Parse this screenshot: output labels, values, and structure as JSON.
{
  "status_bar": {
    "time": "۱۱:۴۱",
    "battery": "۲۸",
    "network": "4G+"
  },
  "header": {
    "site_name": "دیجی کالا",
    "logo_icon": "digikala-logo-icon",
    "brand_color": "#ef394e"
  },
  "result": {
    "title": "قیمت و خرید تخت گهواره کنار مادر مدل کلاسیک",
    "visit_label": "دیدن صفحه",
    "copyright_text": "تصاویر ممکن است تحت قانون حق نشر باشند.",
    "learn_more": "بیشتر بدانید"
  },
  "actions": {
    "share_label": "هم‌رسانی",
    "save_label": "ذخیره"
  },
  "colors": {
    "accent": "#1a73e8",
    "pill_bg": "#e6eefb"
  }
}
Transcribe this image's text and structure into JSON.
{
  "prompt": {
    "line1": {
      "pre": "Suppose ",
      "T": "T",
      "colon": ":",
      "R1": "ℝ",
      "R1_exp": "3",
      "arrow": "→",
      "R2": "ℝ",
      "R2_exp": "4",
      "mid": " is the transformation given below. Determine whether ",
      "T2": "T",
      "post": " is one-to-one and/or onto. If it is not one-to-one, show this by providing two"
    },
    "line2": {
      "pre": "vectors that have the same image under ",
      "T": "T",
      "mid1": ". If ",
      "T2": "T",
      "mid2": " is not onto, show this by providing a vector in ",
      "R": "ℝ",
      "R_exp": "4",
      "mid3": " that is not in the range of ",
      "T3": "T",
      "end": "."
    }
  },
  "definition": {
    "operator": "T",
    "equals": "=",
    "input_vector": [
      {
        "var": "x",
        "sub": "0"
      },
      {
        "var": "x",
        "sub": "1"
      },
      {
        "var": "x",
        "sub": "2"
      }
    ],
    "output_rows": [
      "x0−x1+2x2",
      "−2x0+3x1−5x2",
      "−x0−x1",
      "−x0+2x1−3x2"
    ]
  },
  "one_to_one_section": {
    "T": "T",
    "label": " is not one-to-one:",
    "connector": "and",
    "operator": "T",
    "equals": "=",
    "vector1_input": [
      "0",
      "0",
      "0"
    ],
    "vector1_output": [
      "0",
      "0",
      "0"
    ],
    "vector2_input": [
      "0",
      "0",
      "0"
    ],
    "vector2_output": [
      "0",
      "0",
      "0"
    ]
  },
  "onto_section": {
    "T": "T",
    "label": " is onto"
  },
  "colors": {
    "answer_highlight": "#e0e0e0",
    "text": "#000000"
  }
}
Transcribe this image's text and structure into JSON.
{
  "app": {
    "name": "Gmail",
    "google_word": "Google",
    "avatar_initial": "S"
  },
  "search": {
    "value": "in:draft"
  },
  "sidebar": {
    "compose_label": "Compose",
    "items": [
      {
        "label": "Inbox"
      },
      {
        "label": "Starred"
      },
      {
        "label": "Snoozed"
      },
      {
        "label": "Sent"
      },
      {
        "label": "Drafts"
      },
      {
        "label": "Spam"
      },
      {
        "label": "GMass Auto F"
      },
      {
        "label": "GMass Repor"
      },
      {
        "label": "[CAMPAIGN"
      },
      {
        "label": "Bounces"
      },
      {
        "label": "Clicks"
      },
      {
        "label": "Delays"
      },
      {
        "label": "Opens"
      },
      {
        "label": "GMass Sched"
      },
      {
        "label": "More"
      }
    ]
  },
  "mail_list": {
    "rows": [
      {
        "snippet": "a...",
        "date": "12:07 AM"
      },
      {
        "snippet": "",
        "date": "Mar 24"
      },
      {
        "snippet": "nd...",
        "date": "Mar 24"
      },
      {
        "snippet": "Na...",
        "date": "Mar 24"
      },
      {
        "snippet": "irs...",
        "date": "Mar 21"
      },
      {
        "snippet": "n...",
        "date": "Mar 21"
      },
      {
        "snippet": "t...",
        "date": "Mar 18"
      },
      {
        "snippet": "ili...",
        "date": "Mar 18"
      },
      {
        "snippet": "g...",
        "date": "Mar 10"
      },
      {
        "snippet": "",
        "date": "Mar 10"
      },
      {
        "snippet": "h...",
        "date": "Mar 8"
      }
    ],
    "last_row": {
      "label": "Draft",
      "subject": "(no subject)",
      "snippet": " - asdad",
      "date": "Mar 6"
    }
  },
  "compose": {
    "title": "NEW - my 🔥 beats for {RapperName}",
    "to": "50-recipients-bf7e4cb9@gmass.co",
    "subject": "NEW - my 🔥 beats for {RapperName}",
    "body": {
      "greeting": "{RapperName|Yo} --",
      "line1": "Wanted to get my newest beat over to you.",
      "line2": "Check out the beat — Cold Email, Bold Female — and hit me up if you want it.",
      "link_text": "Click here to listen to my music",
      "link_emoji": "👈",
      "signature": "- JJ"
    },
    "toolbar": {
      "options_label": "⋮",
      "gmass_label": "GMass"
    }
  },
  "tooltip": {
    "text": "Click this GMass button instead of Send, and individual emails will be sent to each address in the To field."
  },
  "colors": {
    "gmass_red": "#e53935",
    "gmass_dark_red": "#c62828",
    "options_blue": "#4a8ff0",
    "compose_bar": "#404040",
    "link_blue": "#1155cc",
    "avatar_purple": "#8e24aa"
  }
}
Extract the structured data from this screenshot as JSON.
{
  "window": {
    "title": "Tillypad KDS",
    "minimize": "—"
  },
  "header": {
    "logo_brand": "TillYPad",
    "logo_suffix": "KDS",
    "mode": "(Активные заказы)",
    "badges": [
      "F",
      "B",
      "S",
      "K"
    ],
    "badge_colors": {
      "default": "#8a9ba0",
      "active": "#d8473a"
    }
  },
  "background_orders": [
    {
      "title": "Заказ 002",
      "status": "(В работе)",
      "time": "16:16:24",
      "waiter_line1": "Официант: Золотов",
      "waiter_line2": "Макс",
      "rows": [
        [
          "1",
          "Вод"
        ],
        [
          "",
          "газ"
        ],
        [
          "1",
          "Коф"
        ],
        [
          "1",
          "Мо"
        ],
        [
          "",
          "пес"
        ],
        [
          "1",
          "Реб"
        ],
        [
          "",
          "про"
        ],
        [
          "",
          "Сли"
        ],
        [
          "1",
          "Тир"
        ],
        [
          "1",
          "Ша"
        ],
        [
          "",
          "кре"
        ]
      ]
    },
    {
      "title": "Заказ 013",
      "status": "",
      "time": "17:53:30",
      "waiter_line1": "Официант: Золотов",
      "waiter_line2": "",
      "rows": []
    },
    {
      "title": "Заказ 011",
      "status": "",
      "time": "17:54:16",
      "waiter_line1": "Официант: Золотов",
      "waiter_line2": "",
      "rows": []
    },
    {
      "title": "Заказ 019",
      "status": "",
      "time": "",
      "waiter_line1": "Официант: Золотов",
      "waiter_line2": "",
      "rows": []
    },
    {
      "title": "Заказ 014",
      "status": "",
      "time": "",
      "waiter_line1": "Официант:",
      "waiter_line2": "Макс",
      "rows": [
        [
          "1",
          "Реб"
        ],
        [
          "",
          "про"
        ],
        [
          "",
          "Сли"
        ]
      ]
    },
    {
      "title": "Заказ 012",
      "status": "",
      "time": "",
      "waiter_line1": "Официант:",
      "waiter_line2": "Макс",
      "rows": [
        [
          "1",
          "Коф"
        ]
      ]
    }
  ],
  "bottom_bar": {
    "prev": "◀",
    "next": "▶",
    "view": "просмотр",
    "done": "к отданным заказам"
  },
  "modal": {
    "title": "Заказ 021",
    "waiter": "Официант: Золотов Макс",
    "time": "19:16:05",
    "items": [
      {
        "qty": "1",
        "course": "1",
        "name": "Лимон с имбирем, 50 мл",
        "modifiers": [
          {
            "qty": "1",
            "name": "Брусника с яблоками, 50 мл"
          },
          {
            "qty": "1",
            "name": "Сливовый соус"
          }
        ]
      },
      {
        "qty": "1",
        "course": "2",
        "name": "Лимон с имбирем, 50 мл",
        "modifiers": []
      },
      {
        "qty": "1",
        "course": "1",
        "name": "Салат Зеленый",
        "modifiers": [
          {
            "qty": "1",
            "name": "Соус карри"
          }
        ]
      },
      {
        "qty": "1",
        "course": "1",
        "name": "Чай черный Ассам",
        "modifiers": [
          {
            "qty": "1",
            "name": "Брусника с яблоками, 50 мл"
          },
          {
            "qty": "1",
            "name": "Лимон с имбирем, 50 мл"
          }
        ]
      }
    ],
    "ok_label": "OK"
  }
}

What you need to do: State how many lines include the string "snippet", and nothing more.

Problem solution: 12